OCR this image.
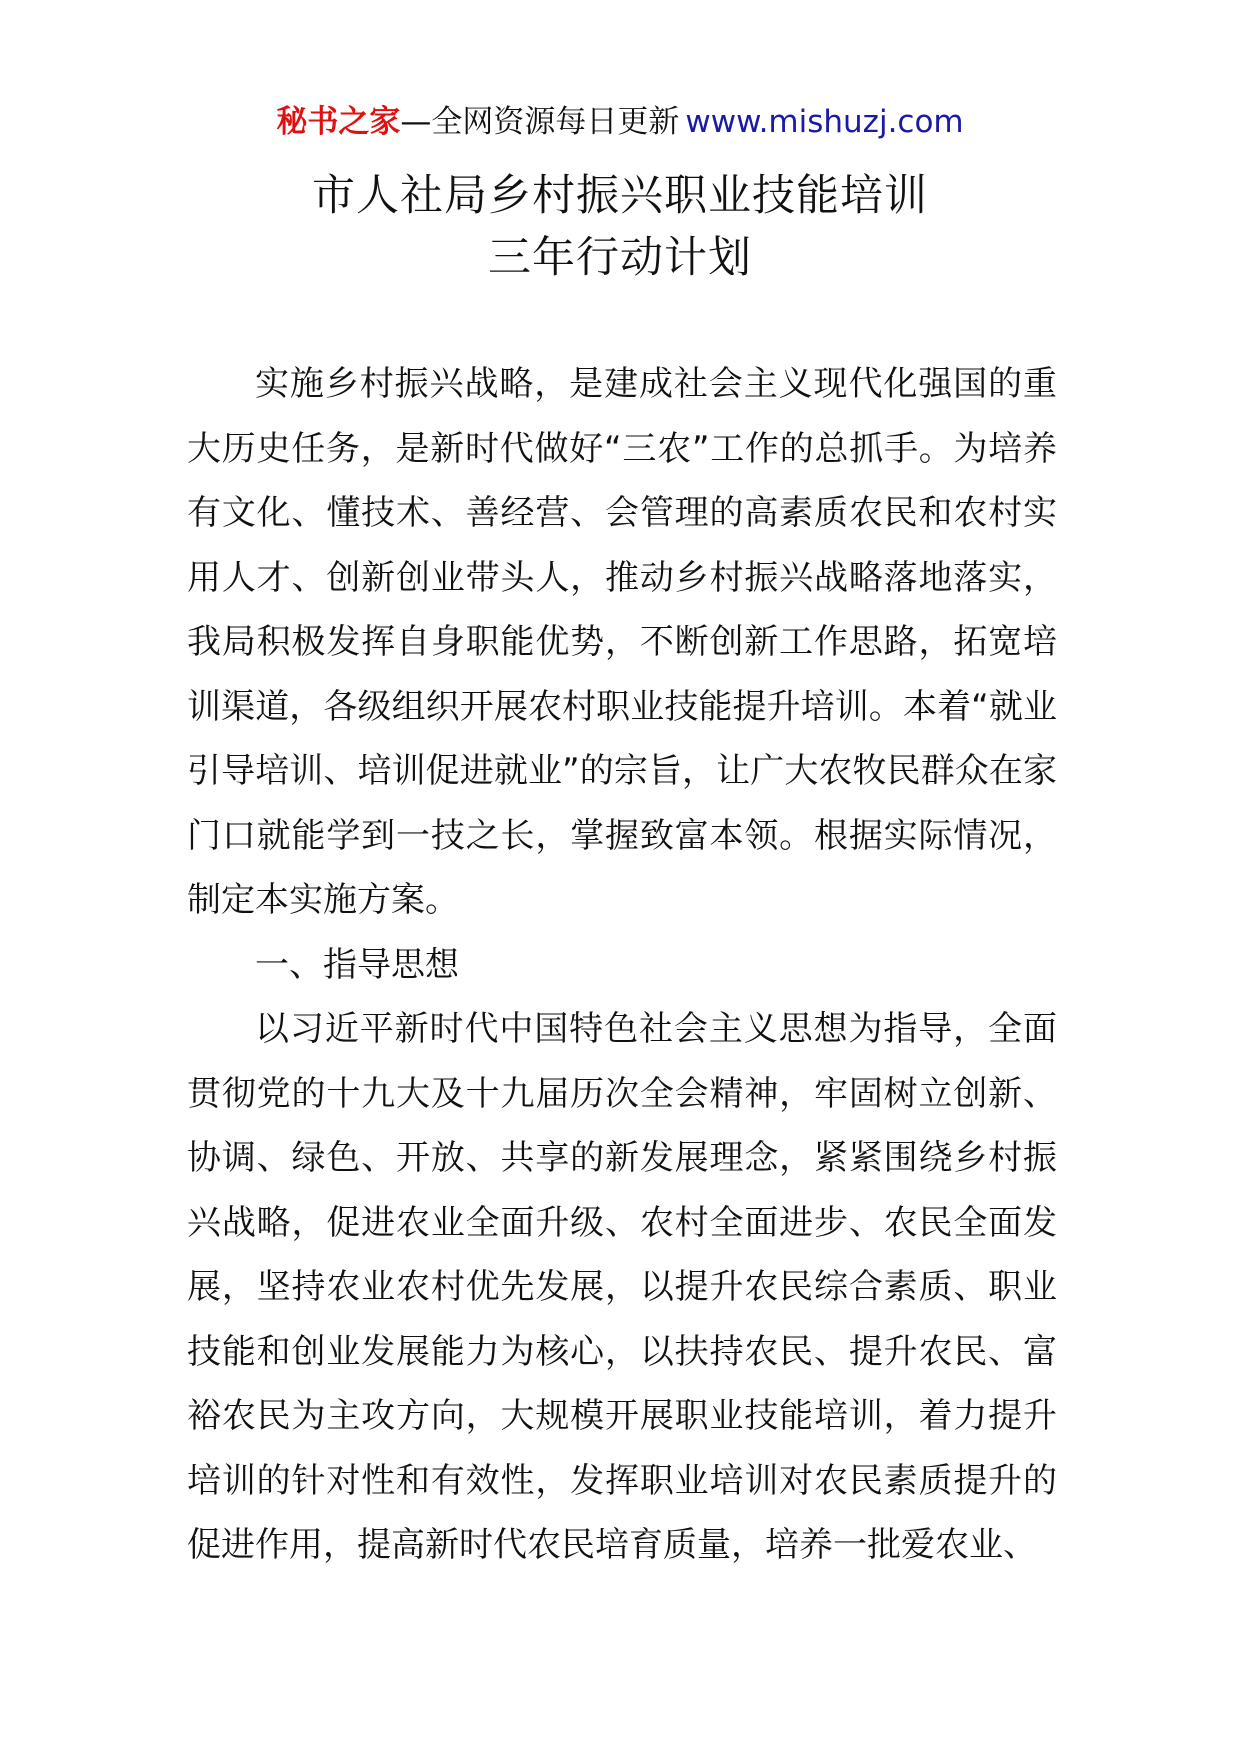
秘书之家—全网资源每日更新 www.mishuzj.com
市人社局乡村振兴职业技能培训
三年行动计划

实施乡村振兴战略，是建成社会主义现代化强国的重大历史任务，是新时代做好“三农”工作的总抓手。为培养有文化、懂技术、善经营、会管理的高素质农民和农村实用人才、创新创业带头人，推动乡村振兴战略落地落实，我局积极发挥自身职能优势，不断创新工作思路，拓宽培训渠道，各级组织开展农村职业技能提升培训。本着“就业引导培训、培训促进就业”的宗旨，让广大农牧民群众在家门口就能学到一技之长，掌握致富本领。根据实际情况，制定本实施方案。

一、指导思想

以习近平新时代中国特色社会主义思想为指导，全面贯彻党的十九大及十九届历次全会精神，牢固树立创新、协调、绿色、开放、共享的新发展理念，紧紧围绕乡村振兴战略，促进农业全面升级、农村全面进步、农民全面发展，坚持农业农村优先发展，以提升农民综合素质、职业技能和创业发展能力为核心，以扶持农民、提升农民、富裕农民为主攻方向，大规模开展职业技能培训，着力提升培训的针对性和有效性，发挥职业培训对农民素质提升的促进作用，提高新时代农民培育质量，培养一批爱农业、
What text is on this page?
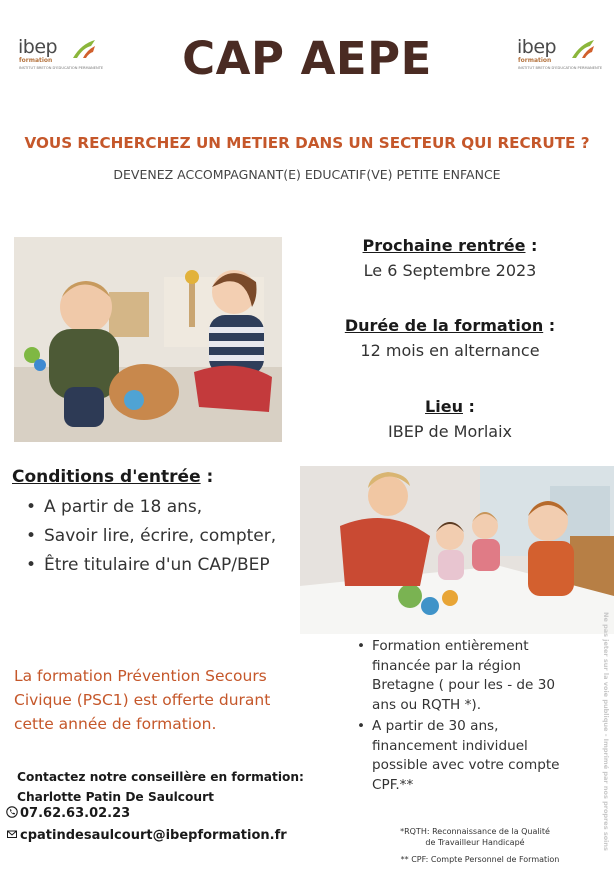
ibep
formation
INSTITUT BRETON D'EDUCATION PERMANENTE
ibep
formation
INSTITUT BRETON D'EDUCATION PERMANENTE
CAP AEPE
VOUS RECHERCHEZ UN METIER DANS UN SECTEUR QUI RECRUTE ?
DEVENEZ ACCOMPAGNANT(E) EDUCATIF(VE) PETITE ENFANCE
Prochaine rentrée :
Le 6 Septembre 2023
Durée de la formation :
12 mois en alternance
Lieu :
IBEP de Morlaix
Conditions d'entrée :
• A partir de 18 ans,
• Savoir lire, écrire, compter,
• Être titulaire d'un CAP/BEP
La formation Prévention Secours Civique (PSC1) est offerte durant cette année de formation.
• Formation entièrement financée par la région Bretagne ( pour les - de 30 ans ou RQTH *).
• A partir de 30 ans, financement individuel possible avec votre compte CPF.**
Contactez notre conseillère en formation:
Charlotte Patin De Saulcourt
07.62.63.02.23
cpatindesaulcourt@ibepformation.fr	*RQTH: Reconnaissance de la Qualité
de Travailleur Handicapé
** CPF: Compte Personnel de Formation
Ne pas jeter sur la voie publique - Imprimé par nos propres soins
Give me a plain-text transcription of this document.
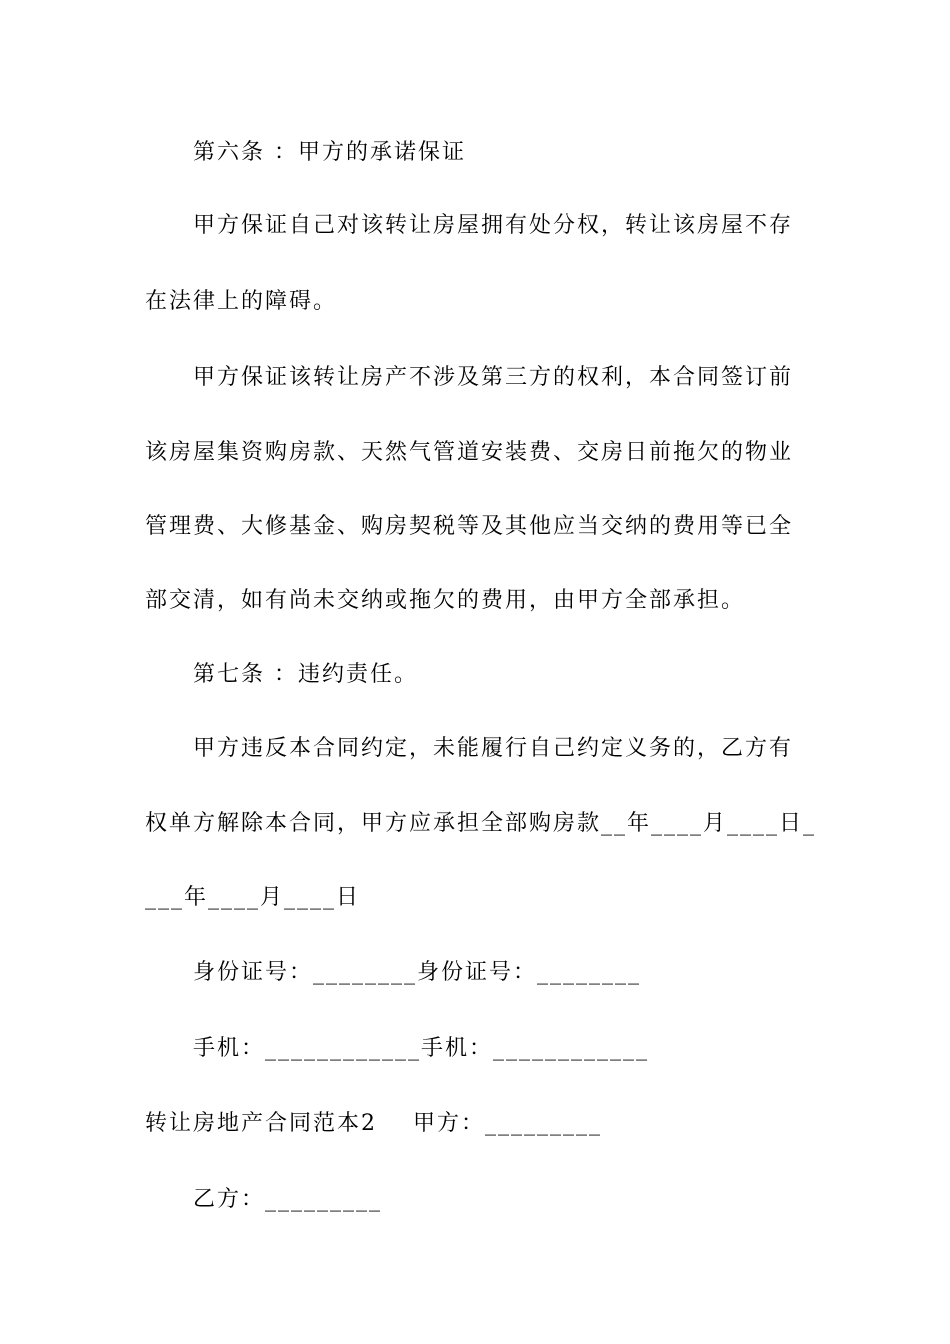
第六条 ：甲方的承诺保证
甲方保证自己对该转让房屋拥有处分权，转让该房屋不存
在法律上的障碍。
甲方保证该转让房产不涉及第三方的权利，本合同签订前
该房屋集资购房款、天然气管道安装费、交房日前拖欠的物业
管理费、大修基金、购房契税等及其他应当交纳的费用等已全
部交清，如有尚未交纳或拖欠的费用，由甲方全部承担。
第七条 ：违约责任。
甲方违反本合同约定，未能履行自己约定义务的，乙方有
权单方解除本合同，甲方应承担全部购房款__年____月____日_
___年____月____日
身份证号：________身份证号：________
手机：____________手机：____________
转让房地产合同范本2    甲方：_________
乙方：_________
########
Find how many of the lines above have the word "partir" in them. State only that number.

Exercise answer: 2